## INSTRUCTIONS TO FOLLOW
Skip the images and return the records below exactly.

======== GIVEN RECORDS ========

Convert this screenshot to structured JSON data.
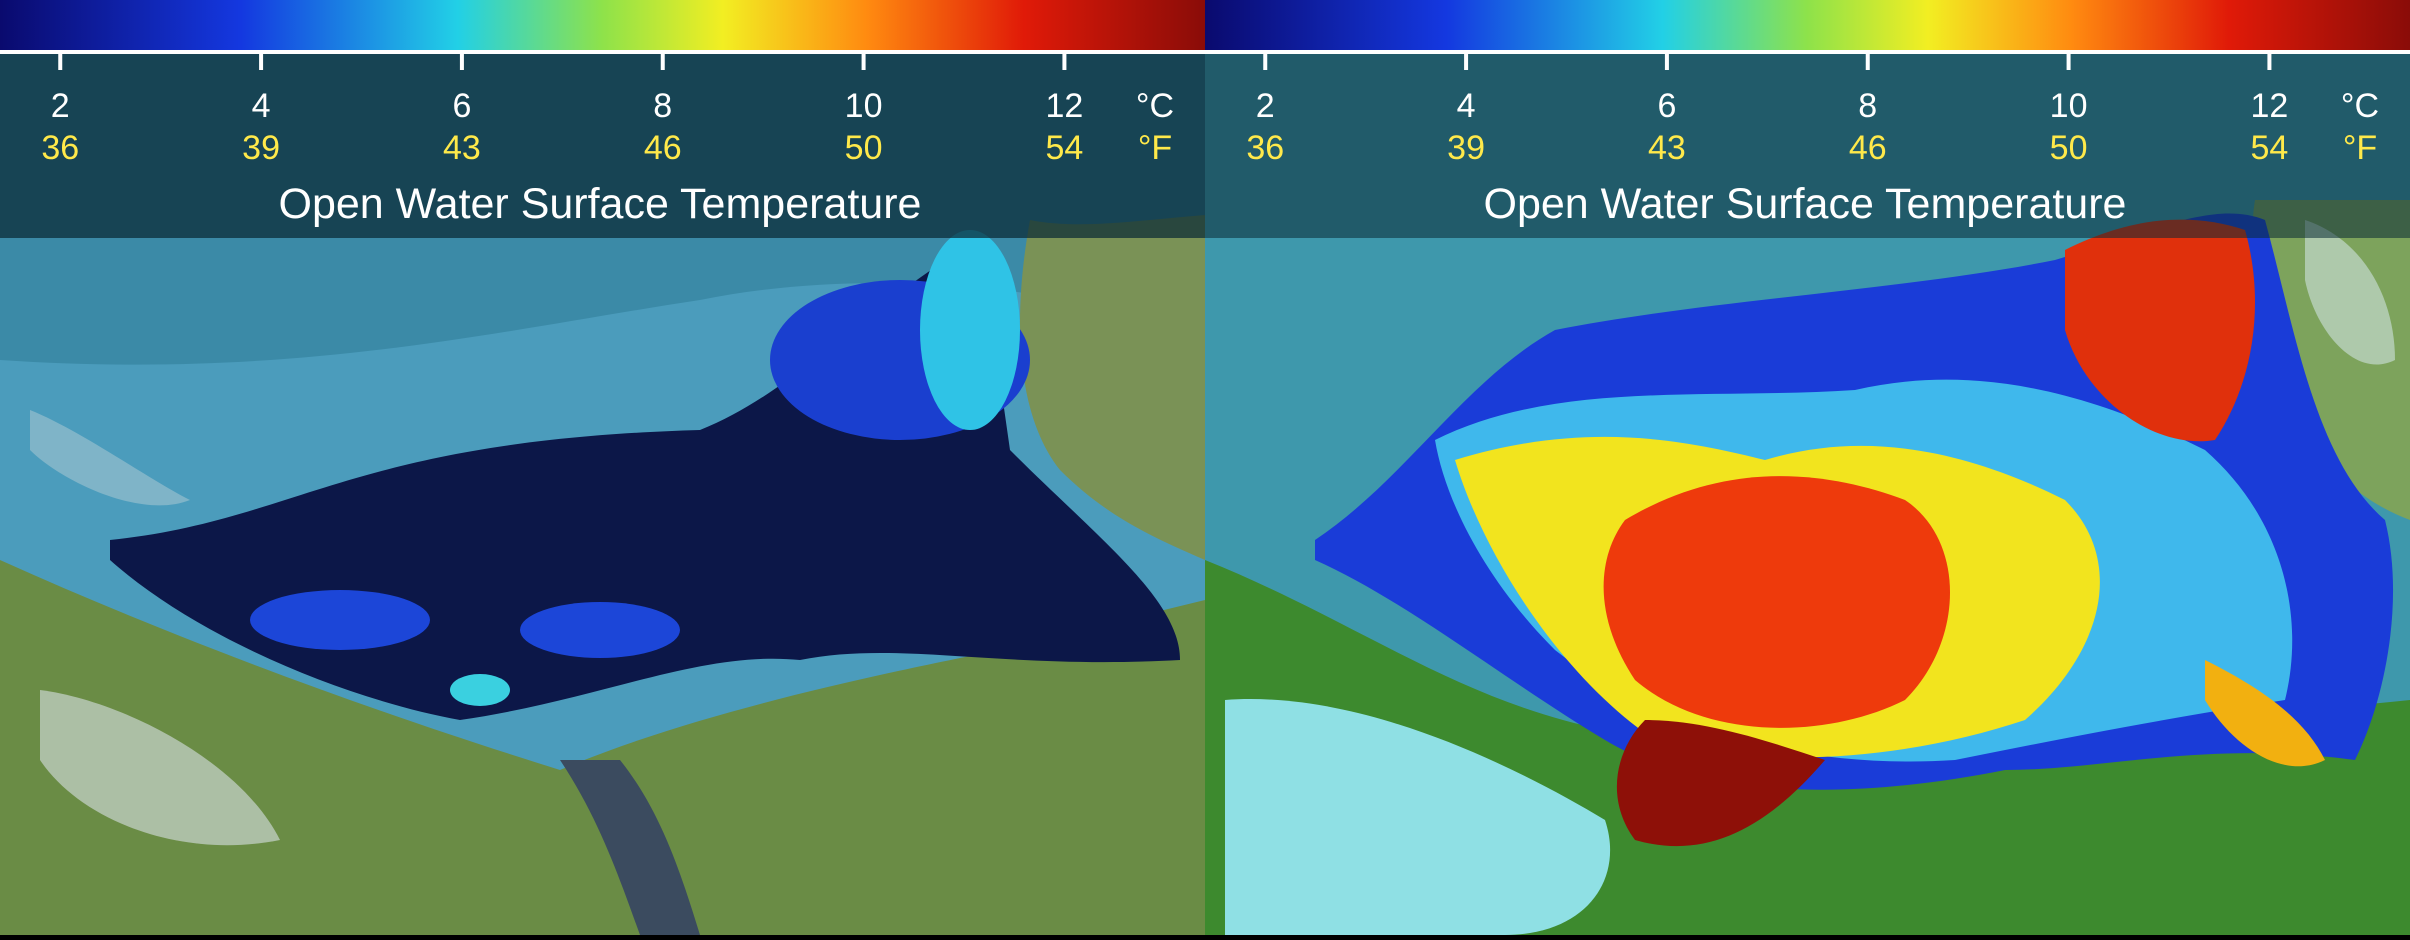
{
  "panels": [
    {
      "title": "Open Water Surface Temperature",
      "colorbar": {
        "clim": [
          1.4,
          13.4
        ],
        "celsius_ticks": [
          2,
          4,
          6,
          8,
          10,
          12
        ],
        "fahrenheit_labels": [
          "36",
          "39",
          "43",
          "46",
          "50",
          "54"
        ],
        "celsius_unit": "°C",
        "fahrenheit_unit": "°F"
      }
    },
    {
      "title": "Open Water Surface Temperature",
      "colorbar": {
        "clim": [
          1.4,
          13.4
        ],
        "celsius_ticks": [
          2,
          4,
          6,
          8,
          10,
          12
        ],
        "fahrenheit_labels": [
          "36",
          "39",
          "43",
          "46",
          "50",
          "54"
        ],
        "celsius_unit": "°C",
        "fahrenheit_unit": "°F"
      }
    }
  ]
}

========

## OUTPUT
Convert this screenshot to structured JSON data.
{
  "panels": [
    {
      "title": "Open Water Surface Temperature",
      "colorbar": {
        "clim": [
          1.4,
          13.4
        ],
        "celsius_ticks": [
          2,
          4,
          6,
          8,
          10,
          12
        ],
        "fahrenheit_labels": [
          "36",
          "39",
          "43",
          "46",
          "50",
          "54"
        ],
        "celsius_unit": "°C",
        "fahrenheit_unit": "°F"
      }
    },
    {
      "title": "Open Water Surface Temperature",
      "colorbar": {
        "clim": [
          1.4,
          13.4
        ],
        "celsius_ticks": [
          2,
          4,
          6,
          8,
          10,
          12
        ],
        "fahrenheit_labels": [
          "36",
          "39",
          "43",
          "46",
          "50",
          "54"
        ],
        "celsius_unit": "°C",
        "fahrenheit_unit": "°F"
      }
    }
  ]
}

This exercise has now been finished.